**Stored dataset items:**
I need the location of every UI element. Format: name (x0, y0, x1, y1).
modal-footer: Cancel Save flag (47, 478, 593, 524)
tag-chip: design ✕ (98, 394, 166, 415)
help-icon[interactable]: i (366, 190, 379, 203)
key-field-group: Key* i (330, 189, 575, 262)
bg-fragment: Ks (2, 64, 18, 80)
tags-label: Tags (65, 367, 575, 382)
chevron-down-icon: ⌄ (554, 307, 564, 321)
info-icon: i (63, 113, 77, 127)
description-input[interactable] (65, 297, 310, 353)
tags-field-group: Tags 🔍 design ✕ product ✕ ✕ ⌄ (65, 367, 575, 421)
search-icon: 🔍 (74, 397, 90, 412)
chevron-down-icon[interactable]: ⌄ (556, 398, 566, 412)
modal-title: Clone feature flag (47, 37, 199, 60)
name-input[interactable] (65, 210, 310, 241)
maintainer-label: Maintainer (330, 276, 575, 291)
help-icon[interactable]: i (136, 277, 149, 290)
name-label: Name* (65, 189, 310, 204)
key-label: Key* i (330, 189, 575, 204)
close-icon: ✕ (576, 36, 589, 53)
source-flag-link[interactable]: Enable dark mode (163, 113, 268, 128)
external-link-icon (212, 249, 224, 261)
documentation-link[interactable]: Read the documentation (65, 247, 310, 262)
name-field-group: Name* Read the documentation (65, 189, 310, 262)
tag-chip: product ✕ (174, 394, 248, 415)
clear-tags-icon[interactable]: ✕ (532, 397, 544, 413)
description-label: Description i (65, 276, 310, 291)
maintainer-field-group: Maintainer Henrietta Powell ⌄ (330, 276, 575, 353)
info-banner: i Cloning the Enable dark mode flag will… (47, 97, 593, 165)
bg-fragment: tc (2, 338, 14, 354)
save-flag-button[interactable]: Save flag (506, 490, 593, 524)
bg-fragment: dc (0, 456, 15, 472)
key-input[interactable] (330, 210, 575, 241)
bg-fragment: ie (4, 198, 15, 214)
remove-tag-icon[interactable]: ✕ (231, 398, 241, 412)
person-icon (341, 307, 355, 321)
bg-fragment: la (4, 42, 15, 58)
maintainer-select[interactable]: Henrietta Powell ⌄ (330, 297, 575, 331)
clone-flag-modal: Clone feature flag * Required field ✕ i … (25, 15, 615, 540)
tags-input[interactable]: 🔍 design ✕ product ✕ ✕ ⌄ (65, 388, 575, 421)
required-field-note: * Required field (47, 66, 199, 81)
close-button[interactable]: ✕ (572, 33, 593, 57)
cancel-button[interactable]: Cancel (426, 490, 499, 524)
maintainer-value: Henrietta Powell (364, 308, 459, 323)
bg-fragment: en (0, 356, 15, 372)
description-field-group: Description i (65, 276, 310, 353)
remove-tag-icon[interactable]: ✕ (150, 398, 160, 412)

**Aim of the task:** Copy every line of the records above word for word, leaving nothing out.

**Solution for this exercise:**
I need the location of every UI element. Format: name (x0, y0, x1, y1).
modal-footer: Cancel Save flag (47, 478, 593, 524)
tag-chip: design ✕ (98, 394, 166, 415)
help-icon[interactable]: i (366, 190, 379, 203)
key-field-group: Key* i (330, 189, 575, 262)
bg-fragment: Ks (2, 64, 18, 80)
tags-label: Tags (65, 367, 575, 382)
chevron-down-icon: ⌄ (554, 307, 564, 321)
info-icon: i (63, 113, 77, 127)
description-input[interactable] (65, 297, 310, 353)
tags-field-group: Tags 🔍 design ✕ product ✕ ✕ ⌄ (65, 367, 575, 421)
search-icon: 🔍 (74, 397, 90, 412)
chevron-down-icon[interactable]: ⌄ (556, 398, 566, 412)
modal-title: Clone feature flag (47, 37, 199, 60)
name-input[interactable] (65, 210, 310, 241)
maintainer-label: Maintainer (330, 276, 575, 291)
help-icon[interactable]: i (136, 277, 149, 290)
name-label: Name* (65, 189, 310, 204)
key-label: Key* i (330, 189, 575, 204)
close-icon: ✕ (576, 36, 589, 53)
source-flag-link[interactable]: Enable dark mode (163, 113, 268, 128)
external-link-icon (212, 249, 224, 261)
documentation-link[interactable]: Read the documentation (65, 247, 310, 262)
name-field-group: Name* Read the documentation (65, 189, 310, 262)
tag-chip: product ✕ (174, 394, 248, 415)
clear-tags-icon[interactable]: ✕ (532, 397, 544, 413)
description-label: Description i (65, 276, 310, 291)
maintainer-field-group: Maintainer Henrietta Powell ⌄ (330, 276, 575, 353)
info-banner: i Cloning the Enable dark mode flag will… (47, 97, 593, 165)
bg-fragment: tc (2, 338, 14, 354)
save-flag-button[interactable]: Save flag (506, 490, 593, 524)
bg-fragment: dc (0, 456, 15, 472)
key-input[interactable] (330, 210, 575, 241)
bg-fragment: ie (4, 198, 15, 214)
remove-tag-icon[interactable]: ✕ (231, 398, 241, 412)
person-icon (341, 307, 355, 321)
bg-fragment: la (4, 42, 15, 58)
maintainer-select[interactable]: Henrietta Powell ⌄ (330, 297, 575, 331)
clone-flag-modal: Clone feature flag * Required field ✕ i … (25, 15, 615, 540)
tags-input[interactable]: 🔍 design ✕ product ✕ ✕ ⌄ (65, 388, 575, 421)
required-field-note: * Required field (47, 66, 199, 81)
close-button[interactable]: ✕ (572, 33, 593, 57)
cancel-button[interactable]: Cancel (426, 490, 499, 524)
maintainer-value: Henrietta Powell (364, 308, 459, 323)
bg-fragment: en (0, 356, 15, 372)
description-field-group: Description i (65, 276, 310, 353)
remove-tag-icon[interactable]: ✕ (150, 398, 160, 412)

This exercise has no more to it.